» AIM OF THE EXERCISE: State the number of lines that contain the word "Courses", and add nothing else.

Begin DATASET RECORDS

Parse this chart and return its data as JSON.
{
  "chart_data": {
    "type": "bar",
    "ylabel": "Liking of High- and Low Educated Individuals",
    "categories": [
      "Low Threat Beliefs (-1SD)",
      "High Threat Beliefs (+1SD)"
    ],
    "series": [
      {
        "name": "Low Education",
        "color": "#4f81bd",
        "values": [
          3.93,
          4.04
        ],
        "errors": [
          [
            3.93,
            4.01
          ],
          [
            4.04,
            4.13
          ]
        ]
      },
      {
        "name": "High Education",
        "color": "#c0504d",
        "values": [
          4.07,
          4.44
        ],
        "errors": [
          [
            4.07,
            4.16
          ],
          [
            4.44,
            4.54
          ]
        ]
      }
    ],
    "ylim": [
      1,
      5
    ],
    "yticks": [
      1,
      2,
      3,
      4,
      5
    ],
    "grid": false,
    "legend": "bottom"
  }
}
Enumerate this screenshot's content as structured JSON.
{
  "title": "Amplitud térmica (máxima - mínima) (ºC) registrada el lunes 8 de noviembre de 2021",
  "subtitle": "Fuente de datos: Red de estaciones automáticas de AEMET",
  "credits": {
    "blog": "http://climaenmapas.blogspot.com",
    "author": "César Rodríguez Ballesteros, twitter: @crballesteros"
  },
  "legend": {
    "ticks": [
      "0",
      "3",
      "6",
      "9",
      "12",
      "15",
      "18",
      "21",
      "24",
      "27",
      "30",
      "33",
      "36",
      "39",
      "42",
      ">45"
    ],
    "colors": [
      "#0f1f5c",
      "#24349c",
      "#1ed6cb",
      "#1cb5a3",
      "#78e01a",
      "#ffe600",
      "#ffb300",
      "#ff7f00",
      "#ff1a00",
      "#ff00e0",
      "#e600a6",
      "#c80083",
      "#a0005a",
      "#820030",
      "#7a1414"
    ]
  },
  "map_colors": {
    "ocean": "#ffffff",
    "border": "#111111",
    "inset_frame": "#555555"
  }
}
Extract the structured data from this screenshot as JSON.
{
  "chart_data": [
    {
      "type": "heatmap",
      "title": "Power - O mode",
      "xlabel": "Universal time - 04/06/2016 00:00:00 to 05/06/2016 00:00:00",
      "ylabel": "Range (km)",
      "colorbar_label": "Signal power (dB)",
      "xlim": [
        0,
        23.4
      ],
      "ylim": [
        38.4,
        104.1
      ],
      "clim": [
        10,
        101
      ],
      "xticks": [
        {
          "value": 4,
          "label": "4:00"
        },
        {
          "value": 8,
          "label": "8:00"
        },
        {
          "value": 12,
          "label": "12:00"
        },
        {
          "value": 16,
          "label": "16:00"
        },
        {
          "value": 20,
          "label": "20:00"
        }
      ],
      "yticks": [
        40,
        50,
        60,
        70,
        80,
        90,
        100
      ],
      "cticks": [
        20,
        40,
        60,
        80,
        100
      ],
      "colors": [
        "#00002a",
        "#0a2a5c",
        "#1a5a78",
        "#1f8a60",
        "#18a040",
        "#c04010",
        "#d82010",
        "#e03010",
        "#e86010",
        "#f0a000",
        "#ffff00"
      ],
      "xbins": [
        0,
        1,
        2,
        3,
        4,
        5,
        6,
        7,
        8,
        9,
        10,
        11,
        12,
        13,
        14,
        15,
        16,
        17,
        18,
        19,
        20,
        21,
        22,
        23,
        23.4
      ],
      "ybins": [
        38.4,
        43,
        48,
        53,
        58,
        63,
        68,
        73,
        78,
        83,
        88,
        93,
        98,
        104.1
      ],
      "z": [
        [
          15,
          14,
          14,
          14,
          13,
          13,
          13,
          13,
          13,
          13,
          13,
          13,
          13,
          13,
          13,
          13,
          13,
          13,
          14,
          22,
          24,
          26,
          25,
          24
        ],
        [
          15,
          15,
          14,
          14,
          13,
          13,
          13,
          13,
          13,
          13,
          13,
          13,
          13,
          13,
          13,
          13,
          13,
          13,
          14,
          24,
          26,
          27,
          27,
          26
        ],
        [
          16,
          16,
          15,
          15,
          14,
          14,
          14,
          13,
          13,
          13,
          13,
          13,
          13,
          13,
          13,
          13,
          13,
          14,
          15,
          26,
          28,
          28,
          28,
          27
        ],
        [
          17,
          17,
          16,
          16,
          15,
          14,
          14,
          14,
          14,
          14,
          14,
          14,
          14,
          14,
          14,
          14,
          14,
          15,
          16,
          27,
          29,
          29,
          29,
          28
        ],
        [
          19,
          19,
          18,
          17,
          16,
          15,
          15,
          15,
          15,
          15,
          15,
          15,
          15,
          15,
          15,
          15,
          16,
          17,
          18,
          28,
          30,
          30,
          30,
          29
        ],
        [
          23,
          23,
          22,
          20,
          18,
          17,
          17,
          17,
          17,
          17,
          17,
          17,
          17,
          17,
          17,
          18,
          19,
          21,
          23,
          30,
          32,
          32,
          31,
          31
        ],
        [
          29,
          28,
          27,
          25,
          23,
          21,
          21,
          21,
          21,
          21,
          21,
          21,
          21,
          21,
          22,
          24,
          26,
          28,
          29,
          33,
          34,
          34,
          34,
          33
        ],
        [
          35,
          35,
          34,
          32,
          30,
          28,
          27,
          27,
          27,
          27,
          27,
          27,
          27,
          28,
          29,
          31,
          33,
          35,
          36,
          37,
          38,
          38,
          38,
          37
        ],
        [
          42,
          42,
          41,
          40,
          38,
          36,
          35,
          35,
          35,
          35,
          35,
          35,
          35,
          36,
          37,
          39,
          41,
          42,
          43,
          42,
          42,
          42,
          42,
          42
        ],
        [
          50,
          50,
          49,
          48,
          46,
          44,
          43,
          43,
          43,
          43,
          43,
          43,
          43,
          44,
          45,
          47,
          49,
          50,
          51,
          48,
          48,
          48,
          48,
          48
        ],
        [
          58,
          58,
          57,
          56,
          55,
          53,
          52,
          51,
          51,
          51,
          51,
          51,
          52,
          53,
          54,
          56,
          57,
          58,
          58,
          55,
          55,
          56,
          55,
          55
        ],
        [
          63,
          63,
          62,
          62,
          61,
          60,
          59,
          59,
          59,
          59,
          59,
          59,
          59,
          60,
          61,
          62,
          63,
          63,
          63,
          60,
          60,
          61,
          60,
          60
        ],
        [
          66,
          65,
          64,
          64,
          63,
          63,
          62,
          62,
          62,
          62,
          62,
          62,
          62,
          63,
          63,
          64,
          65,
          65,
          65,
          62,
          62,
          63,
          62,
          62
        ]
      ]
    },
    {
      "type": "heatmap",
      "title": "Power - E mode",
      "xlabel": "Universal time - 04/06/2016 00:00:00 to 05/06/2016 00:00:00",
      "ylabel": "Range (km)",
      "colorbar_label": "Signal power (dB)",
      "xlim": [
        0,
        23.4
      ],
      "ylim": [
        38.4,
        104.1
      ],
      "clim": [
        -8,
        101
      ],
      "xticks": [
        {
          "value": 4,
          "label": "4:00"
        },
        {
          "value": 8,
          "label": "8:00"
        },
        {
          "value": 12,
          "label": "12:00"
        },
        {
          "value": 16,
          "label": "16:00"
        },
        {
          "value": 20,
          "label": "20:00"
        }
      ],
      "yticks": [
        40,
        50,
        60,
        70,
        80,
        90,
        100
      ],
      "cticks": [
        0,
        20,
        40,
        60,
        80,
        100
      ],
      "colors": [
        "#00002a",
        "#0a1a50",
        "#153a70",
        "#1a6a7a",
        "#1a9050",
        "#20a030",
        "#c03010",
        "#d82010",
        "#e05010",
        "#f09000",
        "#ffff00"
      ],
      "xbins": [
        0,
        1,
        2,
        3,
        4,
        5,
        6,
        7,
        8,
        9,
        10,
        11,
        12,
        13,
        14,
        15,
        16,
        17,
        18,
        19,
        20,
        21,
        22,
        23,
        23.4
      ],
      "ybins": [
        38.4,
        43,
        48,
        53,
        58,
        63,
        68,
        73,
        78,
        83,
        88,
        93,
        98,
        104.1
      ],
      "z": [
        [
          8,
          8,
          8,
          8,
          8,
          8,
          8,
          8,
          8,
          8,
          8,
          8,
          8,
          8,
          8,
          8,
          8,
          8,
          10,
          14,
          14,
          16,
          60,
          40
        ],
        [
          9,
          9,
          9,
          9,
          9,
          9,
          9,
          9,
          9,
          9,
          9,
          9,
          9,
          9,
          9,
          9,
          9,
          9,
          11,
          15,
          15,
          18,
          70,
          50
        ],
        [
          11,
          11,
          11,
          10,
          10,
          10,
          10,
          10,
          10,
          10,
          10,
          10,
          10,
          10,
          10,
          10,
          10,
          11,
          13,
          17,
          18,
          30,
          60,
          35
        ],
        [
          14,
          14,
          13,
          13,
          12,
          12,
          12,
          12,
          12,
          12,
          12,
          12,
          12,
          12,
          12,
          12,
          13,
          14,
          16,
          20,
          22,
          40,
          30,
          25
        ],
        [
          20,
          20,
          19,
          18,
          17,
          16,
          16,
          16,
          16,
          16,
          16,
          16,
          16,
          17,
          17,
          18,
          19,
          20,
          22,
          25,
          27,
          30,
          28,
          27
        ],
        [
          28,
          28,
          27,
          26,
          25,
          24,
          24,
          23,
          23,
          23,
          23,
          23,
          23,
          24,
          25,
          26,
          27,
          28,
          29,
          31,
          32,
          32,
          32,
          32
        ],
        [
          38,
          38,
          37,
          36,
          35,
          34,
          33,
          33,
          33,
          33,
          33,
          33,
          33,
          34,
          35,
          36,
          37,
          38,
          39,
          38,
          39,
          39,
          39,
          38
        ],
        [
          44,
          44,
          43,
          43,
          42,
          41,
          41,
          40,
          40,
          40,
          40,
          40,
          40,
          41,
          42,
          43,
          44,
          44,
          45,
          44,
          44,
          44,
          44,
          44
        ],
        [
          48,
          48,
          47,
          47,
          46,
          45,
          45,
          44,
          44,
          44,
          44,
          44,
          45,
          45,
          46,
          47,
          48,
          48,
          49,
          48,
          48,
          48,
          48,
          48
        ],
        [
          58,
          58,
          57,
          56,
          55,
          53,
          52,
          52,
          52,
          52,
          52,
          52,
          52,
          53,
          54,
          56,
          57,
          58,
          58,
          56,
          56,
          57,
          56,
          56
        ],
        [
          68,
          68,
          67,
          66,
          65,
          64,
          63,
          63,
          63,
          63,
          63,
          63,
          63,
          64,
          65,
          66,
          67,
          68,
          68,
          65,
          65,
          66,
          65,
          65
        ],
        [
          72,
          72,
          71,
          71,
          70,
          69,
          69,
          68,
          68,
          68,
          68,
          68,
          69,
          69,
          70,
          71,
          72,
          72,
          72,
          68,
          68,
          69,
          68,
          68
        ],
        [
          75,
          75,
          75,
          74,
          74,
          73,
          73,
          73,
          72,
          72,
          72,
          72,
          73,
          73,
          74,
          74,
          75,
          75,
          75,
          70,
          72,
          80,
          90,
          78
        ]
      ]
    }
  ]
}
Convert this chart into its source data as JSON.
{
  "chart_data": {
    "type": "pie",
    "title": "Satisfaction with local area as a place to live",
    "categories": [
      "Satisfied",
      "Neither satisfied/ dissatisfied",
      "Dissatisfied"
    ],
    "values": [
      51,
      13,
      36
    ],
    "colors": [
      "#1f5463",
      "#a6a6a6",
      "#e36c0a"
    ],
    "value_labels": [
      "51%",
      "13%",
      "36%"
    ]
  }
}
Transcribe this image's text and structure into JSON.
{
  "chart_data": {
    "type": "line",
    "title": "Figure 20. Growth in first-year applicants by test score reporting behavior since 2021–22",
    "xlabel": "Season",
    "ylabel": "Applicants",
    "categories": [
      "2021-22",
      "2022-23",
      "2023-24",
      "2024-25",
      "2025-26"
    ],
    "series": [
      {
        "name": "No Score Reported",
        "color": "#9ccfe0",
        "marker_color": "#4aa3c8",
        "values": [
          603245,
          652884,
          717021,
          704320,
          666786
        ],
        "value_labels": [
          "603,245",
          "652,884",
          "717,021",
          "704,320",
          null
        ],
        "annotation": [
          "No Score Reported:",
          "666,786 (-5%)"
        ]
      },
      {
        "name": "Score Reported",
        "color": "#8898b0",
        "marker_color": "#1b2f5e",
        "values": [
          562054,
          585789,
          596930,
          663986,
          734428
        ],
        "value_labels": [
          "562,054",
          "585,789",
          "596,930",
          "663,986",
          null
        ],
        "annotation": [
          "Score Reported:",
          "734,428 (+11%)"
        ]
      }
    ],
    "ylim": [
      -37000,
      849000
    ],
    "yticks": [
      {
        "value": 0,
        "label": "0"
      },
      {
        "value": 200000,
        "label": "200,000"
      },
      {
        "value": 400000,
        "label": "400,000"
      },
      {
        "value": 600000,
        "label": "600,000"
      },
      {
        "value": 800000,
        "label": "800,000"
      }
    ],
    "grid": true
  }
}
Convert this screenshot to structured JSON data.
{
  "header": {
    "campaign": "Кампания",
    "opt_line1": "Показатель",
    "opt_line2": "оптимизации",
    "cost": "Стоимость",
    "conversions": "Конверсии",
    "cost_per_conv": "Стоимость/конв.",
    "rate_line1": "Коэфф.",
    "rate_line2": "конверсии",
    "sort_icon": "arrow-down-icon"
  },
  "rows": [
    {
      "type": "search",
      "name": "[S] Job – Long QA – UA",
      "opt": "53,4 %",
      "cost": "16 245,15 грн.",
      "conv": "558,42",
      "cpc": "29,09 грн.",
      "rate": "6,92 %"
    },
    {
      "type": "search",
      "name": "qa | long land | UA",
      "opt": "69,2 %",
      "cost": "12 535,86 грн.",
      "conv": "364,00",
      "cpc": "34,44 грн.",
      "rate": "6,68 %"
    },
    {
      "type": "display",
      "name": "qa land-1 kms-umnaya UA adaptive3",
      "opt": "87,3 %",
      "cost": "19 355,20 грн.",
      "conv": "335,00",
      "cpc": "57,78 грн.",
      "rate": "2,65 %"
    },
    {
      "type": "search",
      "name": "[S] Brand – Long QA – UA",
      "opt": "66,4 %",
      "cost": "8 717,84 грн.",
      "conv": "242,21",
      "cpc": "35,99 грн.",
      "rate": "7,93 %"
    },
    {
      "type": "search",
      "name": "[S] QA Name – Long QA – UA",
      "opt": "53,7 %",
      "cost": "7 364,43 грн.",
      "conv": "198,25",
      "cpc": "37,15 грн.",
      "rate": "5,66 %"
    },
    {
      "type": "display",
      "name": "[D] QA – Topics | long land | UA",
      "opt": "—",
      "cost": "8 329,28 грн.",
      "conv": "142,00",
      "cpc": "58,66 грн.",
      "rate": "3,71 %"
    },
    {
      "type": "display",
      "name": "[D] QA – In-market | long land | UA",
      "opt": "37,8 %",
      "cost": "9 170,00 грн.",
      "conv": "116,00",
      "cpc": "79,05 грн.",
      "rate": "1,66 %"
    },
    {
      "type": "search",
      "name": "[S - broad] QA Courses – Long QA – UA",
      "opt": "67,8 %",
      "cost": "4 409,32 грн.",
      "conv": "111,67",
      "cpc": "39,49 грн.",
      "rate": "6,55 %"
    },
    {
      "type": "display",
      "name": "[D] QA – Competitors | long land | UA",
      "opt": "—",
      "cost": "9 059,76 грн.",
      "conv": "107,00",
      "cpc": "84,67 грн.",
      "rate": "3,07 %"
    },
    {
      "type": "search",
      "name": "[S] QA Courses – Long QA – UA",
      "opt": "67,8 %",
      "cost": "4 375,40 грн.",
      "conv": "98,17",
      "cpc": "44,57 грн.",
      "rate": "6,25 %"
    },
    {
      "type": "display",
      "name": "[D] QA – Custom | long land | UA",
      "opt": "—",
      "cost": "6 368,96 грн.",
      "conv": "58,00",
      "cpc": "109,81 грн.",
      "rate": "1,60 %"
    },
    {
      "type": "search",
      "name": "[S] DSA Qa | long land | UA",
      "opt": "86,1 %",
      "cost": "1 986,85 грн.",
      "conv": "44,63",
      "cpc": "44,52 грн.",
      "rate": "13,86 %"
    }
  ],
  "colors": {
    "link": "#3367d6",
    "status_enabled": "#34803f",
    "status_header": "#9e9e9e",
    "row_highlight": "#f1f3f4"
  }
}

End DATASET RECORDS

» ANSWER TO THIS EXERCISE: 2